(Records excerpted from a collection)
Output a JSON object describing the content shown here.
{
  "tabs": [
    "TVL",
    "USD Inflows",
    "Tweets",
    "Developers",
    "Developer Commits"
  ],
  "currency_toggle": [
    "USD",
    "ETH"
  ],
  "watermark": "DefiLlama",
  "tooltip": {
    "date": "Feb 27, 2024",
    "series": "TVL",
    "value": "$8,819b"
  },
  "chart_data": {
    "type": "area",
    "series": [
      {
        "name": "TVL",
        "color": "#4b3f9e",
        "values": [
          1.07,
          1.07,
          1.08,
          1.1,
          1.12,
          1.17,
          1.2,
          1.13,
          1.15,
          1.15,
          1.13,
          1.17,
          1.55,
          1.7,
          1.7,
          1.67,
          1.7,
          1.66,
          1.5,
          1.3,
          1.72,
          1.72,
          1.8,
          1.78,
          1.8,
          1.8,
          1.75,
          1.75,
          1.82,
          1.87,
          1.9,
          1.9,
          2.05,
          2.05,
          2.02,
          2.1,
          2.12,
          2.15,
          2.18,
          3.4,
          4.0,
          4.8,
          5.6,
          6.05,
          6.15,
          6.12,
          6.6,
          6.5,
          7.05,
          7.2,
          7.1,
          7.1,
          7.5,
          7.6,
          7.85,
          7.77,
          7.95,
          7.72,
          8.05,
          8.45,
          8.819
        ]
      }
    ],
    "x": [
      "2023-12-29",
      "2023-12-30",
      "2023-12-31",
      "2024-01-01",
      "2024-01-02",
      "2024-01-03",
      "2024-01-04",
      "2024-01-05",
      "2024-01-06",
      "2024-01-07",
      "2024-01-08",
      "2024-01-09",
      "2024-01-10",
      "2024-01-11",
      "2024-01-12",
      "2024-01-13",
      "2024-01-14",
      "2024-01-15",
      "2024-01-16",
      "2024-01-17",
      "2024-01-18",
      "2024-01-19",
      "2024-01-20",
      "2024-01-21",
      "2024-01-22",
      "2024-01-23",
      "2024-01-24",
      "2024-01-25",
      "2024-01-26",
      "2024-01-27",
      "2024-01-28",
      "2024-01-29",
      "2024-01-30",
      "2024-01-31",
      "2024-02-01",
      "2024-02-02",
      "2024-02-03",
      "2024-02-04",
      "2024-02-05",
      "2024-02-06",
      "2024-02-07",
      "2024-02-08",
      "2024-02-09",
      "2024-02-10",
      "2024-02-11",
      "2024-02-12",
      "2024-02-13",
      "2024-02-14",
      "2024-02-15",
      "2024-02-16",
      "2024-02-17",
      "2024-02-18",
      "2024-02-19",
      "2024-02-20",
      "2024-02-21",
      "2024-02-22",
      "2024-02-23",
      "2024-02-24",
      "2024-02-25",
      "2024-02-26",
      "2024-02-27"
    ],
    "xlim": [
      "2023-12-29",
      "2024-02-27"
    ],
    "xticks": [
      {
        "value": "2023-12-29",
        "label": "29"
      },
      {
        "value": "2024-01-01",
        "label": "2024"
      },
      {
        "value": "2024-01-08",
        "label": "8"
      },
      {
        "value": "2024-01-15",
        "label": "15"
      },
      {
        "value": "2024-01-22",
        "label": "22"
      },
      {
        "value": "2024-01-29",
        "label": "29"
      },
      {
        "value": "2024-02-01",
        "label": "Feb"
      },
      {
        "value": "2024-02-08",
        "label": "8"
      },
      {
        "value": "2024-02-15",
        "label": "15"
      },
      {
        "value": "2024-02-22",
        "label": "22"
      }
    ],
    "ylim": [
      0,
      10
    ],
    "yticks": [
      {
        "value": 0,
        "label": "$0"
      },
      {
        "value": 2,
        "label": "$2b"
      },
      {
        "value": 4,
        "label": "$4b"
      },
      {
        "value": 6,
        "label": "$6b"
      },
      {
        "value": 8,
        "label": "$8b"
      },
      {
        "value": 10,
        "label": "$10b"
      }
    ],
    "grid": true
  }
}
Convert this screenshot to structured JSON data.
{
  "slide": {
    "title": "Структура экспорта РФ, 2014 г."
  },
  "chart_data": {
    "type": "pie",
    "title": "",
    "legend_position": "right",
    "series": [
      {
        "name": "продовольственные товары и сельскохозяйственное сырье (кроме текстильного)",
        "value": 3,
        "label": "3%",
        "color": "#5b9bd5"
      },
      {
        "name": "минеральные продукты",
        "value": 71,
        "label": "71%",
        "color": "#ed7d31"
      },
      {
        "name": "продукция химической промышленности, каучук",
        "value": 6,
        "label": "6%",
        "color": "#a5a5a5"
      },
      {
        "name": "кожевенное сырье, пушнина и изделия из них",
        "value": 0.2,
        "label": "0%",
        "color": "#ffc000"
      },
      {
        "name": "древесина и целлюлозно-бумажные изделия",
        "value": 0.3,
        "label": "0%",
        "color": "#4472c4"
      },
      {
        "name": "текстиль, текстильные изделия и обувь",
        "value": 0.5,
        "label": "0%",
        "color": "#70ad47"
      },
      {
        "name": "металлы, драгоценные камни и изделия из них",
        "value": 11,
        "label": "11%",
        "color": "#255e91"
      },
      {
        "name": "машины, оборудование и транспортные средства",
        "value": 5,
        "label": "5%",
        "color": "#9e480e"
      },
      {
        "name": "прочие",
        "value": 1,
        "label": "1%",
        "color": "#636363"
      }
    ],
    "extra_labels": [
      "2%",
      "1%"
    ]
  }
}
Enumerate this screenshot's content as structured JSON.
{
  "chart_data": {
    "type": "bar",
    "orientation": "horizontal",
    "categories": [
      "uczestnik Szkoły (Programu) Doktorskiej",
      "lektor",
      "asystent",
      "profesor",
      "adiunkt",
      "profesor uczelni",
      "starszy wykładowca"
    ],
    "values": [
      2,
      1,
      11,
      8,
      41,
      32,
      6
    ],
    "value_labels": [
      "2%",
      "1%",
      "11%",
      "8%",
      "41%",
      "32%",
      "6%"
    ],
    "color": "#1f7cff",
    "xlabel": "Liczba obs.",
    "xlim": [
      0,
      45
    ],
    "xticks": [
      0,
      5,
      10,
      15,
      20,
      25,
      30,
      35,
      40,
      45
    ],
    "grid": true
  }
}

STATED PROBLEM —
In the records above, locate the lines holding the word "color". Copy each of them.

ANSWER IN FULL —
        "color": "#4b3f9e",
        "color": "#5b9bd5"
        "color": "#ed7d31"
        "color": "#a5a5a5"
        "color": "#ffc000"
        "color": "#4472c4"
        "color": "#70ad47"
        "color": "#255e91"
        "color": "#9e480e"
        "color": "#636363"
    "color": "#1f7cff",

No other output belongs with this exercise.